Items from a dataset
□ □ □ □ □

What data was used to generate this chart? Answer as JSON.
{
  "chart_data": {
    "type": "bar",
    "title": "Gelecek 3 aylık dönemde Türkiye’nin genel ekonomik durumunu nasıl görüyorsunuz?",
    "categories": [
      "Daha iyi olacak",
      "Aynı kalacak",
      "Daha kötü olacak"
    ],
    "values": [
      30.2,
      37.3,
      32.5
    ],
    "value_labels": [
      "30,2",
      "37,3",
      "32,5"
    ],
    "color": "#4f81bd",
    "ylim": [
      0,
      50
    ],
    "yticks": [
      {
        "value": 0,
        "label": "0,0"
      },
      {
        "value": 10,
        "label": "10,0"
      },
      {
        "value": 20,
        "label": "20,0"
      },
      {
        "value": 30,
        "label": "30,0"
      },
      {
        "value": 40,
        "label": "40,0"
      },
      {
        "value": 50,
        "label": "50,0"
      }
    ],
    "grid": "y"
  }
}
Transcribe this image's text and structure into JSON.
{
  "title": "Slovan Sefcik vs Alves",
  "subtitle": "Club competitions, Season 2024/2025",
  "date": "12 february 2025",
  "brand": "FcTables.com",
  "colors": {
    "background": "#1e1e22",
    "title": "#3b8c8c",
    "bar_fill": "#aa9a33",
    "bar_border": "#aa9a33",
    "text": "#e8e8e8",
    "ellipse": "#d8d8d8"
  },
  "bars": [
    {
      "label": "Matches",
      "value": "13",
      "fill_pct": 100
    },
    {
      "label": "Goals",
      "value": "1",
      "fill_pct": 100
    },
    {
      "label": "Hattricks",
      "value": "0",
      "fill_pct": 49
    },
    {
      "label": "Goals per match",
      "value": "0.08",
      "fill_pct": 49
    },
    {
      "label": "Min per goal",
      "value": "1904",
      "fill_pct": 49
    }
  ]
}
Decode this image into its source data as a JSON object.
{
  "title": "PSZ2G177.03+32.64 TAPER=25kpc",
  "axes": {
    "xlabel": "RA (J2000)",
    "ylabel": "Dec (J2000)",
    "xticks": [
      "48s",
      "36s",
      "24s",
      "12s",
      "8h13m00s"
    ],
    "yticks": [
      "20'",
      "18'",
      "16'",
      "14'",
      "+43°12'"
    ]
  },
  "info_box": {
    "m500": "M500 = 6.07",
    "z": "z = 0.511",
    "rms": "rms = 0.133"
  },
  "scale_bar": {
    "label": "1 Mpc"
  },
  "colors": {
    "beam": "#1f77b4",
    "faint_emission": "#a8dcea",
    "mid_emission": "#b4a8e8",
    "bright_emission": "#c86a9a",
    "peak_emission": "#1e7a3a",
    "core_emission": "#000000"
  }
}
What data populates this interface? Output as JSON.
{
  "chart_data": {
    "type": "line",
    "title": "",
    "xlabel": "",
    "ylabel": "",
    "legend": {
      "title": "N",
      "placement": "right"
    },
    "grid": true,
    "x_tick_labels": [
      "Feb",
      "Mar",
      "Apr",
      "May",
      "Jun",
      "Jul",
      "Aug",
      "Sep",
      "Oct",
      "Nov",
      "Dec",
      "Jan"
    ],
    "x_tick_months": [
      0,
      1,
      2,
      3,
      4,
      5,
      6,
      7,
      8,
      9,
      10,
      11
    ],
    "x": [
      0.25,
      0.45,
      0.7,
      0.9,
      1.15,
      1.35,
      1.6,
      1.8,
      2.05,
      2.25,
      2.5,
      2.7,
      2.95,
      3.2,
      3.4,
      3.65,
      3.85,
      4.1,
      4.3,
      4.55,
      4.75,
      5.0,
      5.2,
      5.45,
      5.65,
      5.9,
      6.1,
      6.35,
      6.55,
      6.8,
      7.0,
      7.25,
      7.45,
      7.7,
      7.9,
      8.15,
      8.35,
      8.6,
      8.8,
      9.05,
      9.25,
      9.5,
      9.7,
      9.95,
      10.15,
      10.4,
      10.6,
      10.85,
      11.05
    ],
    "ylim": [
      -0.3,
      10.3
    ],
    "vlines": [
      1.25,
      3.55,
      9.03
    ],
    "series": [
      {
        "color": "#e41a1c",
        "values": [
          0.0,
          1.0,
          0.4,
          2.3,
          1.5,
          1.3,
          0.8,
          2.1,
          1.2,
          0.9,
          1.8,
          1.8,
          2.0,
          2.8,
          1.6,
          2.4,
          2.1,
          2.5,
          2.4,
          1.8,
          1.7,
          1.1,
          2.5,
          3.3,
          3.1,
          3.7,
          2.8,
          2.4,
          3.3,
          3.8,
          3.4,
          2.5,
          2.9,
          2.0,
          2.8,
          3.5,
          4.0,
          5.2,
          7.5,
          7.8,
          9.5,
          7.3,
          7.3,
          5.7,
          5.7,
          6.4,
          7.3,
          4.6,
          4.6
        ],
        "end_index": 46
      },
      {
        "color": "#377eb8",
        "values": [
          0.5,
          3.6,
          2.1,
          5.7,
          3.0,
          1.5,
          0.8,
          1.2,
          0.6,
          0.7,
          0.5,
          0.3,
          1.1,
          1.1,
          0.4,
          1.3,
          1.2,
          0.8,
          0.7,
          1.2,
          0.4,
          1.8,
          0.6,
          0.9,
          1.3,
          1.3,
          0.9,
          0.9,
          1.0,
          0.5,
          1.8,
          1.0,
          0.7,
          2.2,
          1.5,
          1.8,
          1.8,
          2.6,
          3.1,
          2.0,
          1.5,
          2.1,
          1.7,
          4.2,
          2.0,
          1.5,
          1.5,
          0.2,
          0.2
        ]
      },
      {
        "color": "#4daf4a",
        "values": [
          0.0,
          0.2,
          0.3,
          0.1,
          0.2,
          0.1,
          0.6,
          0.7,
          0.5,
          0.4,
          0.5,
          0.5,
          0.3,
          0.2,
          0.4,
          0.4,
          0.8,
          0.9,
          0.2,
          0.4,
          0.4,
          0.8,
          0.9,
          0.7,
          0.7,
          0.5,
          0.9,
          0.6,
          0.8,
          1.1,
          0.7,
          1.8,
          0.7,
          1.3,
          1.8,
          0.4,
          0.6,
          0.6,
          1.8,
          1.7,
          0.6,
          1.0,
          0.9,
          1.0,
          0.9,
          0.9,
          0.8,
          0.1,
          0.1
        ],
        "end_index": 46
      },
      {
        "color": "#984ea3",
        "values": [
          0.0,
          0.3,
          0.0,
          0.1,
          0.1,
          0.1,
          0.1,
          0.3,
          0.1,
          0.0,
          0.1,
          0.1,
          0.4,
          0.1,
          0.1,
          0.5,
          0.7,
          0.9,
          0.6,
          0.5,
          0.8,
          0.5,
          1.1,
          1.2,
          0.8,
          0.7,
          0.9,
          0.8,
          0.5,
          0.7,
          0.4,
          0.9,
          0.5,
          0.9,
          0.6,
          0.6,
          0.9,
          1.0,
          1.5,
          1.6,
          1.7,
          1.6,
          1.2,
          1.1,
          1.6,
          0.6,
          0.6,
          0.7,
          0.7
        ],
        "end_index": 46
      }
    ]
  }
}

□ □ □ □ □

Retype the entries exactly, including every line.

What data was used to generate this chart? Answer as JSON.
{
  "chart_data": {
    "type": "bar",
    "title": "Gelecek 3 aylık dönemde Türkiye’nin genel ekonomik durumunu nasıl görüyorsunuz?",
    "categories": [
      "Daha iyi olacak",
      "Aynı kalacak",
      "Daha kötü olacak"
    ],
    "values": [
      30.2,
      37.3,
      32.5
    ],
    "value_labels": [
      "30,2",
      "37,3",
      "32,5"
    ],
    "color": "#4f81bd",
    "ylim": [
      0,
      50
    ],
    "yticks": [
      {
        "value": 0,
        "label": "0,0"
      },
      {
        "value": 10,
        "label": "10,0"
      },
      {
        "value": 20,
        "label": "20,0"
      },
      {
        "value": 30,
        "label": "30,0"
      },
      {
        "value": 40,
        "label": "40,0"
      },
      {
        "value": 50,
        "label": "50,0"
      }
    ],
    "grid": "y"
  }
}
Transcribe this image's text and structure into JSON.
{
  "title": "Slovan Sefcik vs Alves",
  "subtitle": "Club competitions, Season 2024/2025",
  "date": "12 february 2025",
  "brand": "FcTables.com",
  "colors": {
    "background": "#1e1e22",
    "title": "#3b8c8c",
    "bar_fill": "#aa9a33",
    "bar_border": "#aa9a33",
    "text": "#e8e8e8",
    "ellipse": "#d8d8d8"
  },
  "bars": [
    {
      "label": "Matches",
      "value": "13",
      "fill_pct": 100
    },
    {
      "label": "Goals",
      "value": "1",
      "fill_pct": 100
    },
    {
      "label": "Hattricks",
      "value": "0",
      "fill_pct": 49
    },
    {
      "label": "Goals per match",
      "value": "0.08",
      "fill_pct": 49
    },
    {
      "label": "Min per goal",
      "value": "1904",
      "fill_pct": 49
    }
  ]
}
Decode this image into its source data as a JSON object.
{
  "title": "PSZ2G177.03+32.64 TAPER=25kpc",
  "axes": {
    "xlabel": "RA (J2000)",
    "ylabel": "Dec (J2000)",
    "xticks": [
      "48s",
      "36s",
      "24s",
      "12s",
      "8h13m00s"
    ],
    "yticks": [
      "20'",
      "18'",
      "16'",
      "14'",
      "+43°12'"
    ]
  },
  "info_box": {
    "m500": "M500 = 6.07",
    "z": "z = 0.511",
    "rms": "rms = 0.133"
  },
  "scale_bar": {
    "label": "1 Mpc"
  },
  "colors": {
    "beam": "#1f77b4",
    "faint_emission": "#a8dcea",
    "mid_emission": "#b4a8e8",
    "bright_emission": "#c86a9a",
    "peak_emission": "#1e7a3a",
    "core_emission": "#000000"
  }
}
What data populates this interface? Output as JSON.
{
  "chart_data": {
    "type": "line",
    "title": "",
    "xlabel": "",
    "ylabel": "",
    "legend": {
      "title": "N",
      "placement": "right"
    },
    "grid": true,
    "x_tick_labels": [
      "Feb",
      "Mar",
      "Apr",
      "May",
      "Jun",
      "Jul",
      "Aug",
      "Sep",
      "Oct",
      "Nov",
      "Dec",
      "Jan"
    ],
    "x_tick_months": [
      0,
      1,
      2,
      3,
      4,
      5,
      6,
      7,
      8,
      9,
      10,
      11
    ],
    "x": [
      0.25,
      0.45,
      0.7,
      0.9,
      1.15,
      1.35,
      1.6,
      1.8,
      2.05,
      2.25,
      2.5,
      2.7,
      2.95,
      3.2,
      3.4,
      3.65,
      3.85,
      4.1,
      4.3,
      4.55,
      4.75,
      5.0,
      5.2,
      5.45,
      5.65,
      5.9,
      6.1,
      6.35,
      6.55,
      6.8,
      7.0,
      7.25,
      7.45,
      7.7,
      7.9,
      8.15,
      8.35,
      8.6,
      8.8,
      9.05,
      9.25,
      9.5,
      9.7,
      9.95,
      10.15,
      10.4,
      10.6,
      10.85,
      11.05
    ],
    "ylim": [
      -0.3,
      10.3
    ],
    "vlines": [
      1.25,
      3.55,
      9.03
    ],
    "series": [
      {
        "color": "#e41a1c",
        "values": [
          0.0,
          1.0,
          0.4,
          2.3,
          1.5,
          1.3,
          0.8,
          2.1,
          1.2,
          0.9,
          1.8,
          1.8,
          2.0,
          2.8,
          1.6,
          2.4,
          2.1,
          2.5,
          2.4,
          1.8,
          1.7,
          1.1,
          2.5,
          3.3,
          3.1,
          3.7,
          2.8,
          2.4,
          3.3,
          3.8,
          3.4,
          2.5,
          2.9,
          2.0,
          2.8,
          3.5,
          4.0,
          5.2,
          7.5,
          7.8,
          9.5,
          7.3,
          7.3,
          5.7,
          5.7,
          6.4,
          7.3,
          4.6,
          4.6
        ],
        "end_index": 46
      },
      {
        "color": "#377eb8",
        "values": [
          0.5,
          3.6,
          2.1,
          5.7,
          3.0,
          1.5,
          0.8,
          1.2,
          0.6,
          0.7,
          0.5,
          0.3,
          1.1,
          1.1,
          0.4,
          1.3,
          1.2,
          0.8,
          0.7,
          1.2,
          0.4,
          1.8,
          0.6,
          0.9,
          1.3,
          1.3,
          0.9,
          0.9,
          1.0,
          0.5,
          1.8,
          1.0,
          0.7,
          2.2,
          1.5,
          1.8,
          1.8,
          2.6,
          3.1,
          2.0,
          1.5,
          2.1,
          1.7,
          4.2,
          2.0,
          1.5,
          1.5,
          0.2,
          0.2
        ]
      },
      {
        "color": "#4daf4a",
        "values": [
          0.0,
          0.2,
          0.3,
          0.1,
          0.2,
          0.1,
          0.6,
          0.7,
          0.5,
          0.4,
          0.5,
          0.5,
          0.3,
          0.2,
          0.4,
          0.4,
          0.8,
          0.9,
          0.2,
          0.4,
          0.4,
          0.8,
          0.9,
          0.7,
          0.7,
          0.5,
          0.9,
          0.6,
          0.8,
          1.1,
          0.7,
          1.8,
          0.7,
          1.3,
          1.8,
          0.4,
          0.6,
          0.6,
          1.8,
          1.7,
          0.6,
          1.0,
          0.9,
          1.0,
          0.9,
          0.9,
          0.8,
          0.1,
          0.1
        ],
        "end_index": 46
      },
      {
        "color": "#984ea3",
        "values": [
          0.0,
          0.3,
          0.0,
          0.1,
          0.1,
          0.1,
          0.1,
          0.3,
          0.1,
          0.0,
          0.1,
          0.1,
          0.4,
          0.1,
          0.1,
          0.5,
          0.7,
          0.9,
          0.6,
          0.5,
          0.8,
          0.5,
          1.1,
          1.2,
          0.8,
          0.7,
          0.9,
          0.8,
          0.5,
          0.7,
          0.4,
          0.9,
          0.5,
          0.9,
          0.6,
          0.6,
          0.9,
          1.0,
          1.5,
          1.6,
          1.7,
          1.6,
          1.2,
          1.1,
          1.6,
          0.6,
          0.6,
          0.7,
          0.7
        ],
        "end_index": 46
      }
    ]
  }
}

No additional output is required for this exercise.